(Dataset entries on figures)
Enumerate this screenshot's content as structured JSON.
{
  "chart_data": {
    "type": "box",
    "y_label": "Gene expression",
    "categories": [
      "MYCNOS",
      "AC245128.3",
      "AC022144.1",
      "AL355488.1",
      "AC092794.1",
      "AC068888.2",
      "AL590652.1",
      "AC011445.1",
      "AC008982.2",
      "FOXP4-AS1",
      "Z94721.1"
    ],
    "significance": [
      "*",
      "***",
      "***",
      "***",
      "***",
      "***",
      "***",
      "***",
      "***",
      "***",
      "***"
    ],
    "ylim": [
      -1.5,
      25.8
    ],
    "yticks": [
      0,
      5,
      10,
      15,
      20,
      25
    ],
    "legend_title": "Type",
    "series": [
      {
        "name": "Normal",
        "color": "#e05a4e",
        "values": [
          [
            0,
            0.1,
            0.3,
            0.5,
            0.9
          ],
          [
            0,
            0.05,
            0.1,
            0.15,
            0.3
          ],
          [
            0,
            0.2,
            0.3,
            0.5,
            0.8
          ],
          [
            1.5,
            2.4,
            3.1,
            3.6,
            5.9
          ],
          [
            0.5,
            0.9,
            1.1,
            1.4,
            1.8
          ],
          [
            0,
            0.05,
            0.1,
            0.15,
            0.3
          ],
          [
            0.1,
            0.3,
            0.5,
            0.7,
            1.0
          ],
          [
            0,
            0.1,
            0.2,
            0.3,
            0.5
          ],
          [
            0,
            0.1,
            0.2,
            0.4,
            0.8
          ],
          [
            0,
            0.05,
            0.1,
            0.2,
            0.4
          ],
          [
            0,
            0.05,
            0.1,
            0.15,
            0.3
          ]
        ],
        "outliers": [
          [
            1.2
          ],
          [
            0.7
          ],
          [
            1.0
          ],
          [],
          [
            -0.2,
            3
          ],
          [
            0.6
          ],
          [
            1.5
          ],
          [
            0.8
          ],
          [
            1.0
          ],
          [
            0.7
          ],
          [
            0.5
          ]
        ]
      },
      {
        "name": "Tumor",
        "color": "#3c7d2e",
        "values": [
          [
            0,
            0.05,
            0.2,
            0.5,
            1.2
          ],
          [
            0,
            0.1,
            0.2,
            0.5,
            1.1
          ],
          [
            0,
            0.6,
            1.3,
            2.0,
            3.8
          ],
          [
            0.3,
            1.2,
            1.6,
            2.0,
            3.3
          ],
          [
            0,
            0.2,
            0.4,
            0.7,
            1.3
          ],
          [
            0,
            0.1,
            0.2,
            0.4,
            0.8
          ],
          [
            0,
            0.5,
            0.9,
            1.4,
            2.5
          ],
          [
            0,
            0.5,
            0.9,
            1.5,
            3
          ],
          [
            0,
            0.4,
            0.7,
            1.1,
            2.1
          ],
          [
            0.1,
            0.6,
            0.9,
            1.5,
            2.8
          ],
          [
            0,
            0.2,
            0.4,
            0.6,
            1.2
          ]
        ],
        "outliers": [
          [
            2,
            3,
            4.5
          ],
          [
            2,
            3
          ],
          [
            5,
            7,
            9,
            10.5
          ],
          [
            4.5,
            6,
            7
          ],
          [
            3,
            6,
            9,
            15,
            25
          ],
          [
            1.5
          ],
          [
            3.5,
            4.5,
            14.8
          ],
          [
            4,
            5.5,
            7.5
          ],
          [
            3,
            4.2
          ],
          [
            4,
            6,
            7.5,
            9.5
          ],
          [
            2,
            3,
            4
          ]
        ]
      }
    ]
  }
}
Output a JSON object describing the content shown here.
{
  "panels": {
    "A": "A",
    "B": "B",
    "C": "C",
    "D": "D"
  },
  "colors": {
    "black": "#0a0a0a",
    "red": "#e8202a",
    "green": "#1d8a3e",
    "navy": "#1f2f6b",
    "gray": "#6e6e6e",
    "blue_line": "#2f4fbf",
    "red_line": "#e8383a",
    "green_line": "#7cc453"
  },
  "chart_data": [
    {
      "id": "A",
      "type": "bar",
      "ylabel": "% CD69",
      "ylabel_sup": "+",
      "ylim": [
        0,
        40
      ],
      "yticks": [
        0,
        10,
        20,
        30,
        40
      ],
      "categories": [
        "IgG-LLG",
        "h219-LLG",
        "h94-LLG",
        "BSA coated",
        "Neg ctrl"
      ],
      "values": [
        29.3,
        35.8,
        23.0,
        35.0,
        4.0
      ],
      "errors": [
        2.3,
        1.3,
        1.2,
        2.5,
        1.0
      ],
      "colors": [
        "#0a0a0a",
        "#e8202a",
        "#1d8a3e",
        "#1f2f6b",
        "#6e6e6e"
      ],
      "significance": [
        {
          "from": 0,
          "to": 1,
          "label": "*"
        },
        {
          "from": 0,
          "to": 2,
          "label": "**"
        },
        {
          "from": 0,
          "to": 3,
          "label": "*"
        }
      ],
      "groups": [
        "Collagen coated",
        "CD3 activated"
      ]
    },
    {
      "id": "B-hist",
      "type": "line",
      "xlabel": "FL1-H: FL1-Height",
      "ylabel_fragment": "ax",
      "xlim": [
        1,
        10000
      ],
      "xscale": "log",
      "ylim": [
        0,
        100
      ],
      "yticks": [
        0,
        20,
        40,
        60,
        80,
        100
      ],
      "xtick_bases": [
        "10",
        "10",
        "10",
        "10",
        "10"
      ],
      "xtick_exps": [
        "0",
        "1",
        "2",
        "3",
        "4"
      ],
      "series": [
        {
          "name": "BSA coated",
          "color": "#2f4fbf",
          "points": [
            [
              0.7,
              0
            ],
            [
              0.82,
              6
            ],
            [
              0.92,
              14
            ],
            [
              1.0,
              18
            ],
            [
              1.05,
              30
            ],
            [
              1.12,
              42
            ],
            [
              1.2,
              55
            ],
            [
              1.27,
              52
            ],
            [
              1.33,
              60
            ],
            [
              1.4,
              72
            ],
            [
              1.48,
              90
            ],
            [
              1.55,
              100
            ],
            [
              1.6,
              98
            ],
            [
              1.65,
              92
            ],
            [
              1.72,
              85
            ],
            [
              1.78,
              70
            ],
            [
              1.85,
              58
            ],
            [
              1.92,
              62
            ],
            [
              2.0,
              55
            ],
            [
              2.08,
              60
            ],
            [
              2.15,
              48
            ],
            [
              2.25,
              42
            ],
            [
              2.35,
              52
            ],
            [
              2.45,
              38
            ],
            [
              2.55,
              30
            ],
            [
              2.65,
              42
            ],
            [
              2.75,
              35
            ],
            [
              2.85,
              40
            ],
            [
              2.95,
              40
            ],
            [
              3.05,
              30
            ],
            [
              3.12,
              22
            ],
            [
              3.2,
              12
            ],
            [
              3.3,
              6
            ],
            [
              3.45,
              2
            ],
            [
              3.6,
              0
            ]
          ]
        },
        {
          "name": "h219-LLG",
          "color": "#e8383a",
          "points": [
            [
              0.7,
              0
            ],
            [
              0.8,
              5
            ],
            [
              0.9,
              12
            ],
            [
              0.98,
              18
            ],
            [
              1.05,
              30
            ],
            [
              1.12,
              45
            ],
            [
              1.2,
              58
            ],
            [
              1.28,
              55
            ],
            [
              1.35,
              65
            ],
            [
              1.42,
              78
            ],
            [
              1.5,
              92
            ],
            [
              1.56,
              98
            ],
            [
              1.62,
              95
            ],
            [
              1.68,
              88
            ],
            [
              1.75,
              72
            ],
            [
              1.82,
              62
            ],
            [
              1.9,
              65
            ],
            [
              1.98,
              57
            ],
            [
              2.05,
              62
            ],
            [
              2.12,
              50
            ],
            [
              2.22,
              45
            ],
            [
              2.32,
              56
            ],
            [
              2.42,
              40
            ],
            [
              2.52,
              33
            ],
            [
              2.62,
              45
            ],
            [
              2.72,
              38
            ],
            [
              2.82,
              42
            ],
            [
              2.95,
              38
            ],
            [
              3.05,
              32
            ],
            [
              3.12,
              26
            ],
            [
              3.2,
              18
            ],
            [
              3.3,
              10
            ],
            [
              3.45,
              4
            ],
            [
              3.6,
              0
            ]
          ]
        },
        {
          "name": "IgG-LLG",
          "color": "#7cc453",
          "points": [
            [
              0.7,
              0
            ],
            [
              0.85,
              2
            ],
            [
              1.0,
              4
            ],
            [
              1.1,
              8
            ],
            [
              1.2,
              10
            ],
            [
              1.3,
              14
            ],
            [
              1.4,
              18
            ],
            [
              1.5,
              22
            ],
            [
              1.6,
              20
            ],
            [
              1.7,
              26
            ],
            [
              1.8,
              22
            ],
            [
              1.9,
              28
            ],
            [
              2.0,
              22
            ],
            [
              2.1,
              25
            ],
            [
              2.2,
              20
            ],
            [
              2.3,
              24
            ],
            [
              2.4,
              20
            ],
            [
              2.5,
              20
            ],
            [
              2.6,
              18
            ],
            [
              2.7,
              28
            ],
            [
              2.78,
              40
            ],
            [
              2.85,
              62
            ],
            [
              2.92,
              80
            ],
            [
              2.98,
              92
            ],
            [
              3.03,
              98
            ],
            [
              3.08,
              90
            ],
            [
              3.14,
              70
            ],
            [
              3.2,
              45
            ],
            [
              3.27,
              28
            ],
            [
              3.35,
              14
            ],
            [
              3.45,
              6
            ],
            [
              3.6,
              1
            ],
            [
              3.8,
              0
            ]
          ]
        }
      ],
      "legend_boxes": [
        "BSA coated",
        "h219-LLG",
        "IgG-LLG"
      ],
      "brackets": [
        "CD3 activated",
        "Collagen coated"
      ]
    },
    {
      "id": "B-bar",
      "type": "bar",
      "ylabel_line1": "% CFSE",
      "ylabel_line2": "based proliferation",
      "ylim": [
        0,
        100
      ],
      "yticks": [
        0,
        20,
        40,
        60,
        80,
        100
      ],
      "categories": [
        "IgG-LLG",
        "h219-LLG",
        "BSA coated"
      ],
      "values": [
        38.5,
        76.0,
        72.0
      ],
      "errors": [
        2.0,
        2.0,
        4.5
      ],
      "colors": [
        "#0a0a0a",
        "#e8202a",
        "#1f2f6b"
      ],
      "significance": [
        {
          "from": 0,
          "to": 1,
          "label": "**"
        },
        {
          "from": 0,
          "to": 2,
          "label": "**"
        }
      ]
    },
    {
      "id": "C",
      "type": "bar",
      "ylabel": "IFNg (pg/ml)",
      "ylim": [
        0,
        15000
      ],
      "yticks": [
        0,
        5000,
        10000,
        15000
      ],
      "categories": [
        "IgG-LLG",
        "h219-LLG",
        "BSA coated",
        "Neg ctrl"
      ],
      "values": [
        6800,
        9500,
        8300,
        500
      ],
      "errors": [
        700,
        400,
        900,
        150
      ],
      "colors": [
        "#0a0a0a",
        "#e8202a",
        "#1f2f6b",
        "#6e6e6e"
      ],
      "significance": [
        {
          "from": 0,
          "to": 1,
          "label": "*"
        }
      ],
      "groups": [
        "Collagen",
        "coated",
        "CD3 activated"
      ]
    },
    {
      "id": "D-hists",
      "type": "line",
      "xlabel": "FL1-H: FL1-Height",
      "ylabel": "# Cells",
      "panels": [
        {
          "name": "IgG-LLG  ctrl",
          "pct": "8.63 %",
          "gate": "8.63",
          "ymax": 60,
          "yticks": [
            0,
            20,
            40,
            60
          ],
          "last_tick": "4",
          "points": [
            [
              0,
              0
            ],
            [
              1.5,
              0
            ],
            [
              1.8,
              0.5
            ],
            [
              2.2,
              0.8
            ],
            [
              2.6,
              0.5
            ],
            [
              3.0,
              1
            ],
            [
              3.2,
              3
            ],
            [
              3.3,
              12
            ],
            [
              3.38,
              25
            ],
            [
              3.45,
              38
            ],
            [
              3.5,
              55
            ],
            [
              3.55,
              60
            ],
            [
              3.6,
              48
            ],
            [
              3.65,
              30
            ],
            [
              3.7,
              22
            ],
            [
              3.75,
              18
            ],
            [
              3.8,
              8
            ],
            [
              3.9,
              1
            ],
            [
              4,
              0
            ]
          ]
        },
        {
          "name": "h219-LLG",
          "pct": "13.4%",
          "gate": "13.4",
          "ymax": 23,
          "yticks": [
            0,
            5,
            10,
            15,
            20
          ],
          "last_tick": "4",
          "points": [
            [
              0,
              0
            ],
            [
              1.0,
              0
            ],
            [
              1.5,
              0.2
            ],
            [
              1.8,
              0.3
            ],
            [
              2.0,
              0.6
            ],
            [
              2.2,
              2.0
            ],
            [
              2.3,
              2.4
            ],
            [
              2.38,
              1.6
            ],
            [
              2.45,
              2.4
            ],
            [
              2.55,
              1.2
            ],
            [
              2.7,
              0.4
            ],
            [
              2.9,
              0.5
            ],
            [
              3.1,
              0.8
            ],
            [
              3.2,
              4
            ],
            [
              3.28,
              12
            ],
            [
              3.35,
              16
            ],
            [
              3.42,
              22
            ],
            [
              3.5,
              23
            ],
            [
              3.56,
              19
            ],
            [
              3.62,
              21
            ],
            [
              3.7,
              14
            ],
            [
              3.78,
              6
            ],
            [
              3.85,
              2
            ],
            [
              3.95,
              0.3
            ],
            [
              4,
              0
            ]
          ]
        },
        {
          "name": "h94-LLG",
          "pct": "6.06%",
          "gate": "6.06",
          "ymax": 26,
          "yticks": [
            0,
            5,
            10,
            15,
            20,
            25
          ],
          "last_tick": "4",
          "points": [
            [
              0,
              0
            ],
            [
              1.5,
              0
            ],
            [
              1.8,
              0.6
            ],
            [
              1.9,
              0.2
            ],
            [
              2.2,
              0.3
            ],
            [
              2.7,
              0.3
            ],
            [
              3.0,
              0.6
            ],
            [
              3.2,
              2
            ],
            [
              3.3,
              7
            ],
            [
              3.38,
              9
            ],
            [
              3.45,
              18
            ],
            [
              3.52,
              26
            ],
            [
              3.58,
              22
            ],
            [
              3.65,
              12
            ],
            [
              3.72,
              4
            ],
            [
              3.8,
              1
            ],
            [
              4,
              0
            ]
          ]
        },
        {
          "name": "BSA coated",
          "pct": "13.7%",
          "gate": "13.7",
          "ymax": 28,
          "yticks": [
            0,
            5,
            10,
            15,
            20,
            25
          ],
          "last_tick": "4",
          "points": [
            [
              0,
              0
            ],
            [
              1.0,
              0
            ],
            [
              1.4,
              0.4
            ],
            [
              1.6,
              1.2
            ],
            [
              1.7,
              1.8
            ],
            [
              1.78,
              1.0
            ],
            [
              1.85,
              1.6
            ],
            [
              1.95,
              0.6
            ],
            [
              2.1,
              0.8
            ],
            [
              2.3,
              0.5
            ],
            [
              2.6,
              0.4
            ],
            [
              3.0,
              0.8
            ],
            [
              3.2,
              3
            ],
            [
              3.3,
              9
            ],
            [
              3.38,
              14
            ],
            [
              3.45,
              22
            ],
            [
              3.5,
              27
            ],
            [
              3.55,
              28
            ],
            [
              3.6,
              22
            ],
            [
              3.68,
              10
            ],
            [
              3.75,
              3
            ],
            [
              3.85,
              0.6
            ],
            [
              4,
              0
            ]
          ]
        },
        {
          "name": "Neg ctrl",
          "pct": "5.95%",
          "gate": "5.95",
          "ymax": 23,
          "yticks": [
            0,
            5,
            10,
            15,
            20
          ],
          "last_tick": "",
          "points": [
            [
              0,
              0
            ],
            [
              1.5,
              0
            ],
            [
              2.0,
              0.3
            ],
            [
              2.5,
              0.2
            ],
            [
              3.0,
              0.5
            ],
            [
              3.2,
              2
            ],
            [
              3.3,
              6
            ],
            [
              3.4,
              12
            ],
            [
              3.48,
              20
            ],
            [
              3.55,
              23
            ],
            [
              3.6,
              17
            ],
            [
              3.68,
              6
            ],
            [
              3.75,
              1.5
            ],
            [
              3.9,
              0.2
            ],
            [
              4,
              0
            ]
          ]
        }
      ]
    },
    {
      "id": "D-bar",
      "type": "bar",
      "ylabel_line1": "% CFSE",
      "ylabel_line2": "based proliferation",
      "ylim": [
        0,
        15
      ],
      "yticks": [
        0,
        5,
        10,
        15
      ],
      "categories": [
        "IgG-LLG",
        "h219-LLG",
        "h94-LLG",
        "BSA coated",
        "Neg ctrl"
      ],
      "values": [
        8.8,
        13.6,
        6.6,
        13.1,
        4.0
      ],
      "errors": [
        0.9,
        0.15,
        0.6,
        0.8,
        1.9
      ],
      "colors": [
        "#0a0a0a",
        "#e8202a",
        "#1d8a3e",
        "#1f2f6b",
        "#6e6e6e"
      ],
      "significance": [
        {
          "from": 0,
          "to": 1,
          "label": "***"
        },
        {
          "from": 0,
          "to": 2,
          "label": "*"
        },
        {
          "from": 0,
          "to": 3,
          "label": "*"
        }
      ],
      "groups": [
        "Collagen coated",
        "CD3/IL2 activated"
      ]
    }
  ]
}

What you should do:
Report only how many lines above include "JSON".

Written answer:
2